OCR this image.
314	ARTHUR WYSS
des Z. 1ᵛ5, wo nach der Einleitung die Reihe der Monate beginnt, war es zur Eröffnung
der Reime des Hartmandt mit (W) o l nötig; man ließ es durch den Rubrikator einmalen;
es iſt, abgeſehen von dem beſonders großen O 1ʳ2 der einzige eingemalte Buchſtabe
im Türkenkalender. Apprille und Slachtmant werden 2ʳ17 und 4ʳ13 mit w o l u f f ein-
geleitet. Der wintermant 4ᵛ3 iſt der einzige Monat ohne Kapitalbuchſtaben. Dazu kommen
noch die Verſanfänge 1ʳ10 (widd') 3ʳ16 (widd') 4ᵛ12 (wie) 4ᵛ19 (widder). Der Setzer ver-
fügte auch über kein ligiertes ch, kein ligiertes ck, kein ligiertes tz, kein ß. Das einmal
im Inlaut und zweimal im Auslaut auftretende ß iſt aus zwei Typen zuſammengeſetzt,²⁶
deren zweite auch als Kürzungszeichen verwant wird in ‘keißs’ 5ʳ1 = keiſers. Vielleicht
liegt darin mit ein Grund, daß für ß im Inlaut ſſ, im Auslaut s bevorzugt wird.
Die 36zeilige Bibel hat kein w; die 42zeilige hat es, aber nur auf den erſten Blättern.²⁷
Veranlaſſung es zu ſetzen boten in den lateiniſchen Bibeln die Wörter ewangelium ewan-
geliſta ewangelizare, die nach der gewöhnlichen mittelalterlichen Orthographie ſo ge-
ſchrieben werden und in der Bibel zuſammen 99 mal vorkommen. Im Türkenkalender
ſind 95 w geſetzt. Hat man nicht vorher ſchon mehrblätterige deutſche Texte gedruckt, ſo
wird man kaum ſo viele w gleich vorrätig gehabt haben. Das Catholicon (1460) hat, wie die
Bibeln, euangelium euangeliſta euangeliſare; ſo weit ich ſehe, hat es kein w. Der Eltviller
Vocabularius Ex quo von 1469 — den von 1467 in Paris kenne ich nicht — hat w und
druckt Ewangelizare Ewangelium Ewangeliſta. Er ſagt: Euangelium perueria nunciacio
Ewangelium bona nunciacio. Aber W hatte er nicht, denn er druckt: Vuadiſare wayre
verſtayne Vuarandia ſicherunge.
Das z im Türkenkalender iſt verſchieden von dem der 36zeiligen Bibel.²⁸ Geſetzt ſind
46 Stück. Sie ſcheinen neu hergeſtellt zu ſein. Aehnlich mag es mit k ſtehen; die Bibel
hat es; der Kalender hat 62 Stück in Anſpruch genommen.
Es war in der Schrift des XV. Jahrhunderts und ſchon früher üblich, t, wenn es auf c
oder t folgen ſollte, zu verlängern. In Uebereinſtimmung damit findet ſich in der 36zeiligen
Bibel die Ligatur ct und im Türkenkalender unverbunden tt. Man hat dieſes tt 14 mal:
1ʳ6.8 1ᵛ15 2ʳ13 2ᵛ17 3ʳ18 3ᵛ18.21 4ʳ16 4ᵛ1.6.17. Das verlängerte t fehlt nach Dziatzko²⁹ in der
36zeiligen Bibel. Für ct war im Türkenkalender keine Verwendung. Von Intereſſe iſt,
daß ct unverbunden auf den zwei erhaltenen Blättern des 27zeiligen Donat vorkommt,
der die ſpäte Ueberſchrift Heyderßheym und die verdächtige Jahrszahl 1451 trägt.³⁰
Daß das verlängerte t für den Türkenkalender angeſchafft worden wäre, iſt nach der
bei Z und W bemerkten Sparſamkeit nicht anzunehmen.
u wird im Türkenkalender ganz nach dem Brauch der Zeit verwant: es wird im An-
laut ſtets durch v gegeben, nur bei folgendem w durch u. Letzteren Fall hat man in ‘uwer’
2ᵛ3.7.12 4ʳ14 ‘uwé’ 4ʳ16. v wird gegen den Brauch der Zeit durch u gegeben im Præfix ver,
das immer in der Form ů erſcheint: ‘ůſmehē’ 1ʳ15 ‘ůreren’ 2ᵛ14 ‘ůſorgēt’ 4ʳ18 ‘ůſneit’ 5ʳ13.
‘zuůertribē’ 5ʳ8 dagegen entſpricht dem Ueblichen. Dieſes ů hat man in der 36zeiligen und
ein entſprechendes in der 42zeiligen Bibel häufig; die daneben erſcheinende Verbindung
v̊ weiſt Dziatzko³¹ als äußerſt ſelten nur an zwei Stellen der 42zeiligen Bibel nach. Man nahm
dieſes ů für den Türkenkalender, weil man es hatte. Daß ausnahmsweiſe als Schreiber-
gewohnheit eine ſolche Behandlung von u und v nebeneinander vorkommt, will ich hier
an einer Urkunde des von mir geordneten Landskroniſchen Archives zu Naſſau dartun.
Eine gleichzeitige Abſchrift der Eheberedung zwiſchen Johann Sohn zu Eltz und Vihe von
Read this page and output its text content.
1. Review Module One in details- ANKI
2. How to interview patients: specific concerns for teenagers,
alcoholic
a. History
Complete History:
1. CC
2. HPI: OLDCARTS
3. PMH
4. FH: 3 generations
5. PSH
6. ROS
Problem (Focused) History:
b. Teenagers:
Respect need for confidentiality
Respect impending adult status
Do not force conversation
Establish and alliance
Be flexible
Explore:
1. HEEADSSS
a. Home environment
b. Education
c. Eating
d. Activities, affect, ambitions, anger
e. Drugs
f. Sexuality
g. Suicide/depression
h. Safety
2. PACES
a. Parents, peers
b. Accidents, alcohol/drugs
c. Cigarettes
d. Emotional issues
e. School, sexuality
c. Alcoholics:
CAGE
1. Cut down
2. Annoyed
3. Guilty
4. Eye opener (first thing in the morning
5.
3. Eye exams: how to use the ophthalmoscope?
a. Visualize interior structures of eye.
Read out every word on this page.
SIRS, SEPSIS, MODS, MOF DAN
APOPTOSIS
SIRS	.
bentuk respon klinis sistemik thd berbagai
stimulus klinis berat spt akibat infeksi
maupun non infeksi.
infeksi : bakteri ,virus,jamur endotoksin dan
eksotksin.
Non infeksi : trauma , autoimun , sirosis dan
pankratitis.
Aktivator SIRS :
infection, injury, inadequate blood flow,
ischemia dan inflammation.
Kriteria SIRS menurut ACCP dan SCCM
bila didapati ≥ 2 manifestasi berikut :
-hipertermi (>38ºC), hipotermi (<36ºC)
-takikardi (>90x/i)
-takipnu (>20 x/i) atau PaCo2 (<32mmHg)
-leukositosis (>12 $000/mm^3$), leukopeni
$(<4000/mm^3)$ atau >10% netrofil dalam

• Exercise prompt
Extract every line from the one containing "Read out every word on this page." through the last line of the data, inclusive, exactly as written.

• Task answer
Read out every word on this page.
SIRS, SEPSIS, MODS, MOF DAN
APOPTOSIS
SIRS	.
bentuk respon klinis sistemik thd berbagai
stimulus klinis berat spt akibat infeksi
maupun non infeksi.
infeksi : bakteri ,virus,jamur endotoksin dan
eksotksin.
Non infeksi : trauma , autoimun , sirosis dan
pankratitis.
Aktivator SIRS :
infection, injury, inadequate blood flow,
ischemia dan inflammation.
Kriteria SIRS menurut ACCP dan SCCM
bila didapati ≥ 2 manifestasi berikut :
-hipertermi (>38ºC), hipotermi (<36ºC)
-takikardi (>90x/i)
-takipnu (>20 x/i) atau PaCo2 (<32mmHg)
-leukositosis (>12 $000/mm^3$), leukopeni
$(<4000/mm^3)$ atau >10% netrofil dalam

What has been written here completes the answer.